> _Provided entries_:
※
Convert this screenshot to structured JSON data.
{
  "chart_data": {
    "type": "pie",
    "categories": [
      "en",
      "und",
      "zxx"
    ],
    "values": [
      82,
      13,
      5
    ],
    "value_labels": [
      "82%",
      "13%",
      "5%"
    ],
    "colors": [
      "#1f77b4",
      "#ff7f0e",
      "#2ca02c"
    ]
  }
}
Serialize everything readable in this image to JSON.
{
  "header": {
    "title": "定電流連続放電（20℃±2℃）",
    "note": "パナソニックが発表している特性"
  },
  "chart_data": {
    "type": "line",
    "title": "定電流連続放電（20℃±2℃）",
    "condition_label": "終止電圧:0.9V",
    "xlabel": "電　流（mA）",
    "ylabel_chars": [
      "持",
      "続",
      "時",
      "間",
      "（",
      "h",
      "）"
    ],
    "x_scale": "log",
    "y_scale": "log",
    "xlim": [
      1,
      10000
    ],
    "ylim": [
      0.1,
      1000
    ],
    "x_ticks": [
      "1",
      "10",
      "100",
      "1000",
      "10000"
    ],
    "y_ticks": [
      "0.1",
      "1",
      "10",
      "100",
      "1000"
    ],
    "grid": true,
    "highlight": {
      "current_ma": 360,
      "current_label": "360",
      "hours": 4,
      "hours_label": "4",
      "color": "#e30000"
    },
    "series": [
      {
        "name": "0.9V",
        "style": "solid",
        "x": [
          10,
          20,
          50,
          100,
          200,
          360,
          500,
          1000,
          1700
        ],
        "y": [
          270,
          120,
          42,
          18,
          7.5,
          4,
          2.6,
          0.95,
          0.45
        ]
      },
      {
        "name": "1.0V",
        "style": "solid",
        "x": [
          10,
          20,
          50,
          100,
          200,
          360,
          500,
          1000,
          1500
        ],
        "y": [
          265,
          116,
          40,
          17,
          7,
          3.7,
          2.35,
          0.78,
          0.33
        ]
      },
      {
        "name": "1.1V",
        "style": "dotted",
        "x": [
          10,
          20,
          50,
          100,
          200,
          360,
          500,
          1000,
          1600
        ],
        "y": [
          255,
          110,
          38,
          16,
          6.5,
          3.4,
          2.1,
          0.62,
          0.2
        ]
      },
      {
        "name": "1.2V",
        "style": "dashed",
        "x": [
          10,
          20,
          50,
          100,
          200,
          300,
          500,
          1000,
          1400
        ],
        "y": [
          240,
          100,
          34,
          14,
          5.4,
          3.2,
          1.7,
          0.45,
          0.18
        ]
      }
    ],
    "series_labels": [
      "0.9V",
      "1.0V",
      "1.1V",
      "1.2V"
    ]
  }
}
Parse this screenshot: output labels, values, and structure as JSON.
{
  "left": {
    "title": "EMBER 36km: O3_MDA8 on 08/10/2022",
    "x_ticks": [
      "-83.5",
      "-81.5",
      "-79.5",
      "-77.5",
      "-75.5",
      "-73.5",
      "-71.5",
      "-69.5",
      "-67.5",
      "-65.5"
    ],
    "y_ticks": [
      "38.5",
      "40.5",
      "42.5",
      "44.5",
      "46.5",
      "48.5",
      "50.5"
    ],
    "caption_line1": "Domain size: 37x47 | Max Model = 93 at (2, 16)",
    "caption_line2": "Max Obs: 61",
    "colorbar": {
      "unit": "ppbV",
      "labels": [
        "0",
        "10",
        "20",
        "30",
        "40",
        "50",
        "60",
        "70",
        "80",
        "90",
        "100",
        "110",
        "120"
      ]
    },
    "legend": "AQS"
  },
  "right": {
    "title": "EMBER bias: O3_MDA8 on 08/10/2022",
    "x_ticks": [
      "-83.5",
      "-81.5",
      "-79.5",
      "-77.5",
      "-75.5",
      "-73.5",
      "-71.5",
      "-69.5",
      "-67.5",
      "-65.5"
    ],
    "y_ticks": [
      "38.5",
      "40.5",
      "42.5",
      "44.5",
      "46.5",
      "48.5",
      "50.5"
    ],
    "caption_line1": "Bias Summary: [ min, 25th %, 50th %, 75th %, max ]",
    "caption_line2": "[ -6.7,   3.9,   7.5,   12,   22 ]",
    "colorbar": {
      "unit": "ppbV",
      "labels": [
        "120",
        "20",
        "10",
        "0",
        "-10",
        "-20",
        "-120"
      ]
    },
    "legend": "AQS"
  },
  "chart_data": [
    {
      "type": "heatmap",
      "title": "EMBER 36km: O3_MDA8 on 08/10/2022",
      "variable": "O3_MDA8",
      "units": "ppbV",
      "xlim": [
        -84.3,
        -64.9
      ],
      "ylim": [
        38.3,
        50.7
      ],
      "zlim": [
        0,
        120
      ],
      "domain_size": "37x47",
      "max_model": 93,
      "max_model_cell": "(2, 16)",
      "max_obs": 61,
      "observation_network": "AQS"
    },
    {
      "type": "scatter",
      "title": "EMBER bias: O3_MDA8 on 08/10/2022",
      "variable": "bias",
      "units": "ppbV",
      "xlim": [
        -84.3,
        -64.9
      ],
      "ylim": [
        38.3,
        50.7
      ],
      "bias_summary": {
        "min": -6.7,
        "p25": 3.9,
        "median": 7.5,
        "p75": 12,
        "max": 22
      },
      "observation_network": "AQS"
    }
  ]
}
※
Repeat all entries. Match them exactly.

> _Response to the task_:
Convert this screenshot to structured JSON data.
{
  "chart_data": {
    "type": "pie",
    "categories": [
      "en",
      "und",
      "zxx"
    ],
    "values": [
      82,
      13,
      5
    ],
    "value_labels": [
      "82%",
      "13%",
      "5%"
    ],
    "colors": [
      "#1f77b4",
      "#ff7f0e",
      "#2ca02c"
    ]
  }
}
Serialize everything readable in this image to JSON.
{
  "header": {
    "title": "定電流連続放電（20℃±2℃）",
    "note": "パナソニックが発表している特性"
  },
  "chart_data": {
    "type": "line",
    "title": "定電流連続放電（20℃±2℃）",
    "condition_label": "終止電圧:0.9V",
    "xlabel": "電　流（mA）",
    "ylabel_chars": [
      "持",
      "続",
      "時",
      "間",
      "（",
      "h",
      "）"
    ],
    "x_scale": "log",
    "y_scale": "log",
    "xlim": [
      1,
      10000
    ],
    "ylim": [
      0.1,
      1000
    ],
    "x_ticks": [
      "1",
      "10",
      "100",
      "1000",
      "10000"
    ],
    "y_ticks": [
      "0.1",
      "1",
      "10",
      "100",
      "1000"
    ],
    "grid": true,
    "highlight": {
      "current_ma": 360,
      "current_label": "360",
      "hours": 4,
      "hours_label": "4",
      "color": "#e30000"
    },
    "series": [
      {
        "name": "0.9V",
        "style": "solid",
        "x": [
          10,
          20,
          50,
          100,
          200,
          360,
          500,
          1000,
          1700
        ],
        "y": [
          270,
          120,
          42,
          18,
          7.5,
          4,
          2.6,
          0.95,
          0.45
        ]
      },
      {
        "name": "1.0V",
        "style": "solid",
        "x": [
          10,
          20,
          50,
          100,
          200,
          360,
          500,
          1000,
          1500
        ],
        "y": [
          265,
          116,
          40,
          17,
          7,
          3.7,
          2.35,
          0.78,
          0.33
        ]
      },
      {
        "name": "1.1V",
        "style": "dotted",
        "x": [
          10,
          20,
          50,
          100,
          200,
          360,
          500,
          1000,
          1600
        ],
        "y": [
          255,
          110,
          38,
          16,
          6.5,
          3.4,
          2.1,
          0.62,
          0.2
        ]
      },
      {
        "name": "1.2V",
        "style": "dashed",
        "x": [
          10,
          20,
          50,
          100,
          200,
          300,
          500,
          1000,
          1400
        ],
        "y": [
          240,
          100,
          34,
          14,
          5.4,
          3.2,
          1.7,
          0.45,
          0.18
        ]
      }
    ],
    "series_labels": [
      "0.9V",
      "1.0V",
      "1.1V",
      "1.2V"
    ]
  }
}
Parse this screenshot: output labels, values, and structure as JSON.
{
  "left": {
    "title": "EMBER 36km: O3_MDA8 on 08/10/2022",
    "x_ticks": [
      "-83.5",
      "-81.5",
      "-79.5",
      "-77.5",
      "-75.5",
      "-73.5",
      "-71.5",
      "-69.5",
      "-67.5",
      "-65.5"
    ],
    "y_ticks": [
      "38.5",
      "40.5",
      "42.5",
      "44.5",
      "46.5",
      "48.5",
      "50.5"
    ],
    "caption_line1": "Domain size: 37x47 | Max Model = 93 at (2, 16)",
    "caption_line2": "Max Obs: 61",
    "colorbar": {
      "unit": "ppbV",
      "labels": [
        "0",
        "10",
        "20",
        "30",
        "40",
        "50",
        "60",
        "70",
        "80",
        "90",
        "100",
        "110",
        "120"
      ]
    },
    "legend": "AQS"
  },
  "right": {
    "title": "EMBER bias: O3_MDA8 on 08/10/2022",
    "x_ticks": [
      "-83.5",
      "-81.5",
      "-79.5",
      "-77.5",
      "-75.5",
      "-73.5",
      "-71.5",
      "-69.5",
      "-67.5",
      "-65.5"
    ],
    "y_ticks": [
      "38.5",
      "40.5",
      "42.5",
      "44.5",
      "46.5",
      "48.5",
      "50.5"
    ],
    "caption_line1": "Bias Summary: [ min, 25th %, 50th %, 75th %, max ]",
    "caption_line2": "[ -6.7,   3.9,   7.5,   12,   22 ]",
    "colorbar": {
      "unit": "ppbV",
      "labels": [
        "120",
        "20",
        "10",
        "0",
        "-10",
        "-20",
        "-120"
      ]
    },
    "legend": "AQS"
  },
  "chart_data": [
    {
      "type": "heatmap",
      "title": "EMBER 36km: O3_MDA8 on 08/10/2022",
      "variable": "O3_MDA8",
      "units": "ppbV",
      "xlim": [
        -84.3,
        -64.9
      ],
      "ylim": [
        38.3,
        50.7
      ],
      "zlim": [
        0,
        120
      ],
      "domain_size": "37x47",
      "max_model": 93,
      "max_model_cell": "(2, 16)",
      "max_obs": 61,
      "observation_network": "AQS"
    },
    {
      "type": "scatter",
      "title": "EMBER bias: O3_MDA8 on 08/10/2022",
      "variable": "bias",
      "units": "ppbV",
      "xlim": [
        -84.3,
        -64.9
      ],
      "ylim": [
        38.3,
        50.7
      ],
      "bias_summary": {
        "min": -6.7,
        "p25": 3.9,
        "median": 7.5,
        "p75": 12,
        "max": 22
      },
      "observation_network": "AQS"
    }
  ]
}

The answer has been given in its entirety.